# [FRAGMENTO PROPORCIONADO]
•••
El caso del muchacho de 23 años que perdió la vida en medio de un tiroteo entre policías y motochorros mientras lavaba su auto en zona sur aún conmueve por el insólito momento en el que le llegó la muerte, realizando una de esas tareas, para muchos, típicas de domingo y sin tener nada que ver con lo que ocurría a su alrededor. El fiscal de Homicidos Dolosos Adrián Spelta señaló por Radio 2 que el muchacho habría intentado refugiarse detrás de un árbol por el modo en el que fue encontrado ya herido por personal del Sies, algunos metros alejado de su coche. Buscaban determinar ahora de qué arma provino el disparo fatal. Hay un menor detenido y otro sospechoso prófugo. 

“(La víctima) estaba alejada del auto que estaba lavando, me da la sensación que habrá querido refugiarse en el árbol”, señaló Spelta, en diálogo con Radiópolis (Radio 2).

El fiscal precisó, además, que en la persecución y enfrentamiento de este domingo participaron nueve agentes, cinco del Comando Radioélectrico enviados al lugar tras un llamado al 911; y cuatro de la policía de Acción Táctica que cumplían funciones en el Dakar y se sumaron luego como refuerzo. Uno de ellos recibió un balazo en una pierna y de acuerdo al último reporte del director del Hospital de Emergencias Clemente Álvarez (Heca), Néstor Marchetti –consultado este lunes por la periodista Evelin Machain– se encontraba fuera de peligro y había sido ya derivado al sanatorio Laprida.
•••
# [CONJUNTO DE ÍTEMS]
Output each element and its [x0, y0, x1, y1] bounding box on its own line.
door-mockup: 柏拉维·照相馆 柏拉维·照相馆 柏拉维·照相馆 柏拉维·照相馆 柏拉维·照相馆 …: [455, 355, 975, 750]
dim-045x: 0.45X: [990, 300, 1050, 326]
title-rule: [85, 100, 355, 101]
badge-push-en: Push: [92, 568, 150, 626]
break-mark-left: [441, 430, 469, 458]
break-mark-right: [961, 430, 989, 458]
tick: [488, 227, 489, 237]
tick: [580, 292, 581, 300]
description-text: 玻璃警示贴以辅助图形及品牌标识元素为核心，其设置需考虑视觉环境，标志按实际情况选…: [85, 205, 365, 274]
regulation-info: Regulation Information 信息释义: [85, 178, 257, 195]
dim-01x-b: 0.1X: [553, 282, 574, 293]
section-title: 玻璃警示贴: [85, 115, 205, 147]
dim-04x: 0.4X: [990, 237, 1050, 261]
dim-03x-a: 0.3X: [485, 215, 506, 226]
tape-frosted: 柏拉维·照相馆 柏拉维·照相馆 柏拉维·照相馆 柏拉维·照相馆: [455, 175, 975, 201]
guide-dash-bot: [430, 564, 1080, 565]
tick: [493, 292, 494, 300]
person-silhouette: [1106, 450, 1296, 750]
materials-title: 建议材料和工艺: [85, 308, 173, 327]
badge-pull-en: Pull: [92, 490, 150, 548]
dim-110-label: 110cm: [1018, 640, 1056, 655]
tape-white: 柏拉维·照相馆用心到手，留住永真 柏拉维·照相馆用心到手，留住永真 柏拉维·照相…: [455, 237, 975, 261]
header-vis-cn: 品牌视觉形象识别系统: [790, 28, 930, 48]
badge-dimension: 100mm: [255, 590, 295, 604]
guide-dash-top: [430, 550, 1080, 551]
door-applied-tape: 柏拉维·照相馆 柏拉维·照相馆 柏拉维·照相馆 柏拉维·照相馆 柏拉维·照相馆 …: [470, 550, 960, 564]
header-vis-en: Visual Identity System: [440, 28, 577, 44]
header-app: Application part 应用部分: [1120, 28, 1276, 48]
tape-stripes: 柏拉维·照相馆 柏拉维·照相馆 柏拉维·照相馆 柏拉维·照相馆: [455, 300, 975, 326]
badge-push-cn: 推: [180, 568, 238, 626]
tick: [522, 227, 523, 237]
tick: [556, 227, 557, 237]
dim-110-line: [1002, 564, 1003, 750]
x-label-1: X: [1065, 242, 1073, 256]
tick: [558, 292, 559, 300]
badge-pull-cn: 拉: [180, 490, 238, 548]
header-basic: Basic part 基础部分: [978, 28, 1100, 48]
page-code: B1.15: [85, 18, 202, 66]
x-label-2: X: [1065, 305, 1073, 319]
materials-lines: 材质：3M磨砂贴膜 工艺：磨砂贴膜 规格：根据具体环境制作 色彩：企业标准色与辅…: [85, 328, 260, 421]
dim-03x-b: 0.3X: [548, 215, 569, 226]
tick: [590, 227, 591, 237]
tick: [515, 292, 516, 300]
•••
# [TAREA A]
Transcribe del fragmento la parte que comienza con las palabras "El fiscal precisó, además, que" y termina con "al sanatorio Laprida.".
# [TAREA B]
Según el fragmento, ¿cuántos agentes participaron en la persecución y el enfrentamiento de ese domingo?

# [RESULTADO A]
El fiscal precisó, además, que en la persecución y enfrentamiento de este domingo participaron nueve agentes, cinco del Comando Radioélectrico enviados al lugar tras un llamado al 911; y cuatro de la policía de Acción Táctica que cumplían funciones en el Dakar y se sumaron luego como refuerzo. Uno de ellos recibió un balazo en una pierna y de acuerdo al último reporte del director del Hospital de Emergencias Clemente Álvarez (Heca), Néstor Marchetti –consultado este lunes por la periodista Evelin Machain– se encontraba fuera de peligro y había sido ya derivado al sanatorio Laprida.

# [RESULTADO B]
Participaron nueve agentes.